## Provided material

···

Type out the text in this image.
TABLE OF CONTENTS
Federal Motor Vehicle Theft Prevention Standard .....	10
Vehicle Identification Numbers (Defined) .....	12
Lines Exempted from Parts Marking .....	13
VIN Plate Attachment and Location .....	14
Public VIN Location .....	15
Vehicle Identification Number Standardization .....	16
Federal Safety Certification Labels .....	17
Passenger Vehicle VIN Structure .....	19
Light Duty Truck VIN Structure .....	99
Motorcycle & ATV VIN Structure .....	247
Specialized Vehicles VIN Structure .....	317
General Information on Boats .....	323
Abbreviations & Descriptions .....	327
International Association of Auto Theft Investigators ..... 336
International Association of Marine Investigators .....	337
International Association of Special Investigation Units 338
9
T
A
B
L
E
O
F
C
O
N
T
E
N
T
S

···

## Stated exercise
Every line above needs to be retyped exactly.

## The output
Type out the text in this image.
TABLE OF CONTENTS
Federal Motor Vehicle Theft Prevention Standard .....	10
Vehicle Identification Numbers (Defined) .....	12
Lines Exempted from Parts Marking .....	13
VIN Plate Attachment and Location .....	14
Public VIN Location .....	15
Vehicle Identification Number Standardization .....	16
Federal Safety Certification Labels .....	17
Passenger Vehicle VIN Structure .....	19
Light Duty Truck VIN Structure .....	99
Motorcycle & ATV VIN Structure .....	247
Specialized Vehicles VIN Structure .....	317
General Information on Boats .....	323
Abbreviations & Descriptions .....	327
International Association of Auto Theft Investigators ..... 336
International Association of Marine Investigators .....	337
International Association of Special Investigation Units 338
9
T
A
B
L
E
O
F
C
O
N
T
E
N
T
S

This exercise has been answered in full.